Recorded data:
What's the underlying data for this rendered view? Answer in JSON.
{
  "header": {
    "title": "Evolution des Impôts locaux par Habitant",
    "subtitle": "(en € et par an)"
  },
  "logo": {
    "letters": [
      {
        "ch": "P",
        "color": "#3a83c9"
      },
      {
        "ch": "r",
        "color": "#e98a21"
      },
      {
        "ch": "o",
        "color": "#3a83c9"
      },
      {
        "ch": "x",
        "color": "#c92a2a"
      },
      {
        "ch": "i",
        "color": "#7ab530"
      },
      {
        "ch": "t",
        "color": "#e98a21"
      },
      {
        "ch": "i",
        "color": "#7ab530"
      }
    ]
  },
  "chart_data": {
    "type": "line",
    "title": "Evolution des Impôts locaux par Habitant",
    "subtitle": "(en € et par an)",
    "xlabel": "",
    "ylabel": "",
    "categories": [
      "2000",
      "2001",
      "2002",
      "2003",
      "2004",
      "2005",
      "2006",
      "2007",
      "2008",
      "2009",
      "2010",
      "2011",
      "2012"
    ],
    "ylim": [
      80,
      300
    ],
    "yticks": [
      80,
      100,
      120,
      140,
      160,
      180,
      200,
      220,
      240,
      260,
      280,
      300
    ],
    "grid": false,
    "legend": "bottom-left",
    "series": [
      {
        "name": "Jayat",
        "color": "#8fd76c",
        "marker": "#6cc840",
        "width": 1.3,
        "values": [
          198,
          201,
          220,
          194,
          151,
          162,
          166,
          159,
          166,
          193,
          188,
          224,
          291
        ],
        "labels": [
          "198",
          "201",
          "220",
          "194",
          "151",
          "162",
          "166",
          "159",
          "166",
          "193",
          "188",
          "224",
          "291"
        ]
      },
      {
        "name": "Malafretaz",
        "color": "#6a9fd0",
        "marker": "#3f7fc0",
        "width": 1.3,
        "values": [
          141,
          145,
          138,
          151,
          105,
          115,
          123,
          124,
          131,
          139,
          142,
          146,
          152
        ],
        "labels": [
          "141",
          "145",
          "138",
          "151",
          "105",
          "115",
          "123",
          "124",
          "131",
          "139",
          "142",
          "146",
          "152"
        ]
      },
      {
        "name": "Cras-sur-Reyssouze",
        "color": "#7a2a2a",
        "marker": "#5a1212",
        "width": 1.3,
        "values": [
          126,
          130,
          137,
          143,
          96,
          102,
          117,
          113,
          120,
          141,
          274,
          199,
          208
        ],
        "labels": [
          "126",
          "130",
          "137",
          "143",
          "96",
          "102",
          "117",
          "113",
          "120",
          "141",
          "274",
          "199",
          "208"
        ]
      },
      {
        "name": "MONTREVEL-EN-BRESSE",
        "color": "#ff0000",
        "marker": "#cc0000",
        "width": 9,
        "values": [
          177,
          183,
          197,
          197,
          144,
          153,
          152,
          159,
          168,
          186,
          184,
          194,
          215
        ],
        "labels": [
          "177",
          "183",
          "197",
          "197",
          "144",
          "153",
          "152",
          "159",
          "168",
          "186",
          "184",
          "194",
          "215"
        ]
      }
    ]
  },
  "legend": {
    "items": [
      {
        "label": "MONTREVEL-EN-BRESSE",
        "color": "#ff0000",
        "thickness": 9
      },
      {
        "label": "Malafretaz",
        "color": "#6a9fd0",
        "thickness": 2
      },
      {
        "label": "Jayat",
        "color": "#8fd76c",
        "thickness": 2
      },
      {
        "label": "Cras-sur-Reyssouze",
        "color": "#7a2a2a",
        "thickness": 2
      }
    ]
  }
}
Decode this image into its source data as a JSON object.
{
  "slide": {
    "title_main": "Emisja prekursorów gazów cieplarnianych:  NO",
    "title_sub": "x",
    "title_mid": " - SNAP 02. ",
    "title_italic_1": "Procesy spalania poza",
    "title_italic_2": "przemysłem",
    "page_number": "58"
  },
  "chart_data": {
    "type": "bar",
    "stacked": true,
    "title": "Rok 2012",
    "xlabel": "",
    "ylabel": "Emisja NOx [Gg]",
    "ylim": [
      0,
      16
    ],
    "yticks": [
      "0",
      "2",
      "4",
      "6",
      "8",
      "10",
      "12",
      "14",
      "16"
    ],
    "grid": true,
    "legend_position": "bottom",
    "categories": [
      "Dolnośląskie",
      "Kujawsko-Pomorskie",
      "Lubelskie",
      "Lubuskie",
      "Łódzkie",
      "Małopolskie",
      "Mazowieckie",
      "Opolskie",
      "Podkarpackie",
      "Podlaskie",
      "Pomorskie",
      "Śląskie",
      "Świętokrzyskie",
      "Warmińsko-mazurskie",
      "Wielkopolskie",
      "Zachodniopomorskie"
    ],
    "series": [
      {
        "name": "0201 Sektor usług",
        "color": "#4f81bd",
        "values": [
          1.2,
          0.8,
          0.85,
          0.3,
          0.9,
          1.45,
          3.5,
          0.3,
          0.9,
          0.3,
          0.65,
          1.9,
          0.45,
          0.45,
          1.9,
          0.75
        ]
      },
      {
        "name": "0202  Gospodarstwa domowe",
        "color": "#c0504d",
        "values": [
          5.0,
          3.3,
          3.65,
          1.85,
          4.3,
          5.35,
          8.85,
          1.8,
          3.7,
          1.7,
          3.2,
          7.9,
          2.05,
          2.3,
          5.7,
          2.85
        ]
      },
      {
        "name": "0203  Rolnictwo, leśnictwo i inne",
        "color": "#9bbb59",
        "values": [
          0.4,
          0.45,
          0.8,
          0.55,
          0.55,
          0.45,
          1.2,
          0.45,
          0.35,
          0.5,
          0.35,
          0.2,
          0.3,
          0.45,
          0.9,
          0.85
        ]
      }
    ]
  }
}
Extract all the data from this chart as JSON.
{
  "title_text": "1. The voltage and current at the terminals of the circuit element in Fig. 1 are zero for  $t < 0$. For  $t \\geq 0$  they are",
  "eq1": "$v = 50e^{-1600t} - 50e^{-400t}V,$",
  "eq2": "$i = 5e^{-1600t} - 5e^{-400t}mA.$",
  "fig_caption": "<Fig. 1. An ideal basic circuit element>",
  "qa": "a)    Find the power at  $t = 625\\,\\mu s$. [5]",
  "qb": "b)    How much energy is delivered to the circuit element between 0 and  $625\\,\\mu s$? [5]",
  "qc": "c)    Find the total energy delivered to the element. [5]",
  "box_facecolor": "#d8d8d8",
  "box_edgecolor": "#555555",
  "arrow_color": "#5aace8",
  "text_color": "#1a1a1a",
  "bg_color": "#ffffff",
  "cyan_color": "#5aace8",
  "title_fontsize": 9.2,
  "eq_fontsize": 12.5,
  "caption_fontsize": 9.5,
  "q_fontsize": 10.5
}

## STATED PROBLEM:
How many lines in the listing above contain the string "delivered"? Answer with the number only.

## FULL ANSWER:
2